Task statement | Lines containing "document" are to be counted. Report the count alone.

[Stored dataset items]
— Begin —
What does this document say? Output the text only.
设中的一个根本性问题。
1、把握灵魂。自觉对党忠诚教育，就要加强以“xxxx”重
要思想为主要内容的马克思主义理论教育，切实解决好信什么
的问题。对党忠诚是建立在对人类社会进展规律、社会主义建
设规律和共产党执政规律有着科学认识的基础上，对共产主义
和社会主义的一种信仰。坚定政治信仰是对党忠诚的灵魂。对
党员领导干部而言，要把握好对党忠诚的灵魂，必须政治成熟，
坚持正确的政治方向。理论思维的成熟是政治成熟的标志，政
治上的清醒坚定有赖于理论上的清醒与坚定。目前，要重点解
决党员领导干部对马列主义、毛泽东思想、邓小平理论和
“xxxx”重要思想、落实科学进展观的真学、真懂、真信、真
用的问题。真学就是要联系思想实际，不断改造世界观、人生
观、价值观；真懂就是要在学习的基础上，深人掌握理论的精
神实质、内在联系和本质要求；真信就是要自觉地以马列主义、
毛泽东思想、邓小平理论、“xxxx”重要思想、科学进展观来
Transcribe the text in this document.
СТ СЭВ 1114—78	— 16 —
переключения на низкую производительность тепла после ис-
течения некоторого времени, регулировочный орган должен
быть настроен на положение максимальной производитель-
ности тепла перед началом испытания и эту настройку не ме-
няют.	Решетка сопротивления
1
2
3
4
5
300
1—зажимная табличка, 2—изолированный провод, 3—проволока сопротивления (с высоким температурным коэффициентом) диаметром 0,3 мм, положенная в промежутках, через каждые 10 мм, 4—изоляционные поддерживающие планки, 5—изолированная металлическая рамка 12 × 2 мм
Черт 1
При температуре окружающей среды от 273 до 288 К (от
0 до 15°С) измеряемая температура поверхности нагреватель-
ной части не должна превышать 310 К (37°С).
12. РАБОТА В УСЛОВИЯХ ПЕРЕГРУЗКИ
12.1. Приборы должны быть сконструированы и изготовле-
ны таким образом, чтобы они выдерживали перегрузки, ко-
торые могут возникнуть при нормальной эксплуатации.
— End —
The answer | 2